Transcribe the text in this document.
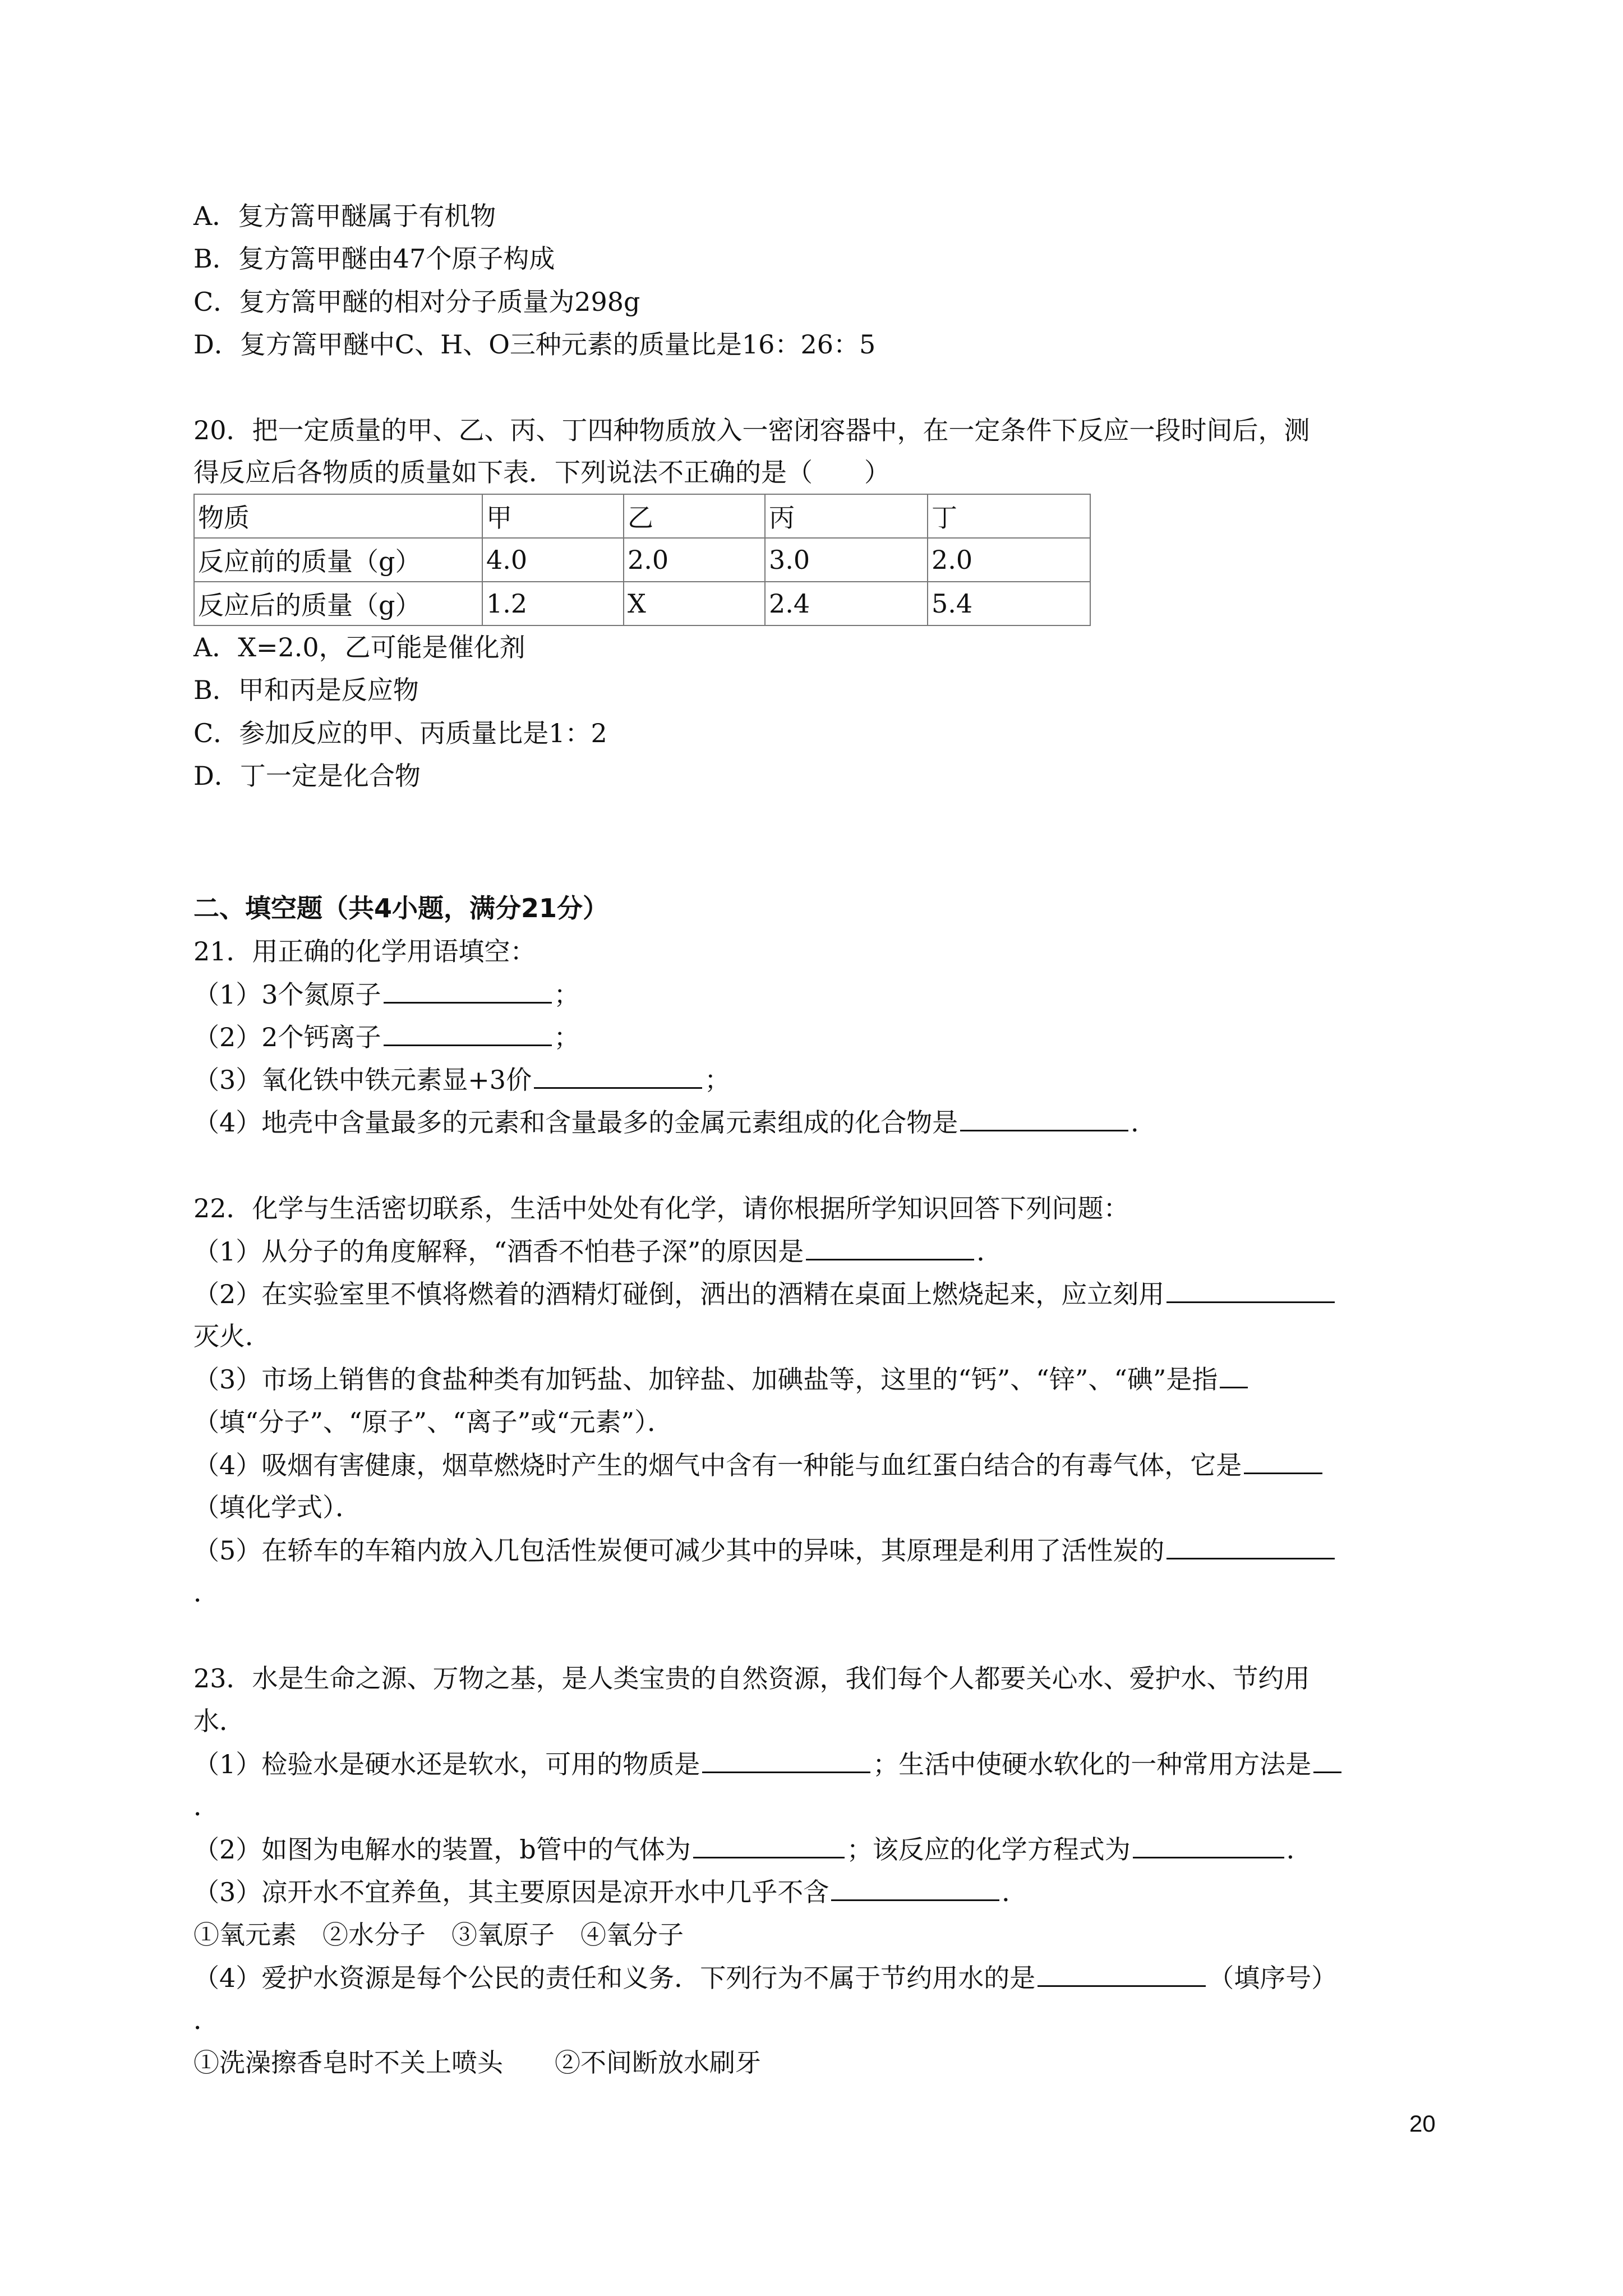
A．复方篙甲醚属于有机物
B．复方篙甲醚由47个原子构成
C．复方篙甲醚的相对分子质量为298g
D．复方篙甲醚中C、H、O三种元素的质量比是16：26：5
20．把一定质量的甲、乙、丙、丁四种物质放入一密闭容器中，在一定条件下反应一段时间后，测
得反应后各物质的质量如下表．下列说法不正确的是（　　）
物质	甲	乙	丙	丁
反应前的质量（g）	4.0	2.0	3.0	2.0
反应后的质量（g）	1.2	X	2.4	5.4
A．X=2.0，乙可能是催化剂
B．甲和丙是反应物
C．参加反应的甲、丙质量比是1：2
D．丁一定是化合物
二、填空题（共4小题，满分21分）
21．用正确的化学用语填空：
（1）3个氮原子	；
（2）2个钙离子	；
（3）氧化铁中铁元素显+3价	；
（4）地壳中含量最多的元素和含量最多的金属元素组成的化合物是	．
22．化学与生活密切联系，生活中处处有化学，请你根据所学知识回答下列问题：
（1）从分子的角度解释，“酒香不怕巷子深”的原因是	．
（2）在实验室里不慎将燃着的酒精灯碰倒，洒出的酒精在桌面上燃烧起来，应立刻用
灭火．
（3）市场上销售的食盐种类有加钙盐、加锌盐、加碘盐等，这里的“钙”、“锌”、“碘”是指
（填“分子”、“原子”、“离子”或“元素”）．
（4）吸烟有害健康，烟草燃烧时产生的烟气中含有一种能与血红蛋白结合的有毒气体，它是
（填化学式）．
（5）在轿车的车箱内放入几包活性炭便可减少其中的异味，其原理是利用了活性炭的
．
23．水是生命之源、万物之基，是人类宝贵的自然资源，我们每个人都要关心水、爱护水、节约用
水．
（1）检验水是硬水还是软水，可用的物质是	；生活中使硬水软化的一种常用方法是
．
（2）如图为电解水的装置，b管中的气体为	；该反应的化学方程式为	．
（3）凉开水不宜养鱼，其主要原因是凉开水中几乎不含	．
①氧元素　②水分子　③氧原子　④氧分子
（4）爱护水资源是每个公民的责任和义务．下列行为不属于节约用水的是	（填序号）
．
①洗澡擦香皂时不关上喷头　　②不间断放水刷牙
20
********
WORK REQUIRED. Reproduce each entry precisely. Leave the pictures out.

RESULT FOR THIS TASK.
Transcribe the text in this document.
A．复方篙甲醚属于有机物
B．复方篙甲醚由47个原子构成
C．复方篙甲醚的相对分子质量为298g
D．复方篙甲醚中C、H、O三种元素的质量比是16：26：5
20．把一定质量的甲、乙、丙、丁四种物质放入一密闭容器中，在一定条件下反应一段时间后，测
得反应后各物质的质量如下表．下列说法不正确的是（　　）
物质	甲	乙	丙	丁
反应前的质量（g）	4.0	2.0	3.0	2.0
反应后的质量（g）	1.2	X	2.4	5.4
A．X=2.0，乙可能是催化剂
B．甲和丙是反应物
C．参加反应的甲、丙质量比是1：2
D．丁一定是化合物
二、填空题（共4小题，满分21分）
21．用正确的化学用语填空：
（1）3个氮原子	；
（2）2个钙离子	；
（3）氧化铁中铁元素显+3价	；
（4）地壳中含量最多的元素和含量最多的金属元素组成的化合物是	．
22．化学与生活密切联系，生活中处处有化学，请你根据所学知识回答下列问题：
（1）从分子的角度解释，“酒香不怕巷子深”的原因是	．
（2）在实验室里不慎将燃着的酒精灯碰倒，洒出的酒精在桌面上燃烧起来，应立刻用
灭火．
（3）市场上销售的食盐种类有加钙盐、加锌盐、加碘盐等，这里的“钙”、“锌”、“碘”是指
（填“分子”、“原子”、“离子”或“元素”）．
（4）吸烟有害健康，烟草燃烧时产生的烟气中含有一种能与血红蛋白结合的有毒气体，它是
（填化学式）．
（5）在轿车的车箱内放入几包活性炭便可减少其中的异味，其原理是利用了活性炭的
．
23．水是生命之源、万物之基，是人类宝贵的自然资源，我们每个人都要关心水、爱护水、节约用
水．
（1）检验水是硬水还是软水，可用的物质是	；生活中使硬水软化的一种常用方法是
．
（2）如图为电解水的装置，b管中的气体为	；该反应的化学方程式为	．
（3）凉开水不宜养鱼，其主要原因是凉开水中几乎不含	．
①氧元素　②水分子　③氧原子　④氧分子
（4）爱护水资源是每个公民的责任和义务．下列行为不属于节约用水的是	（填序号）
．
①洗澡擦香皂时不关上喷头　　②不间断放水刷牙
20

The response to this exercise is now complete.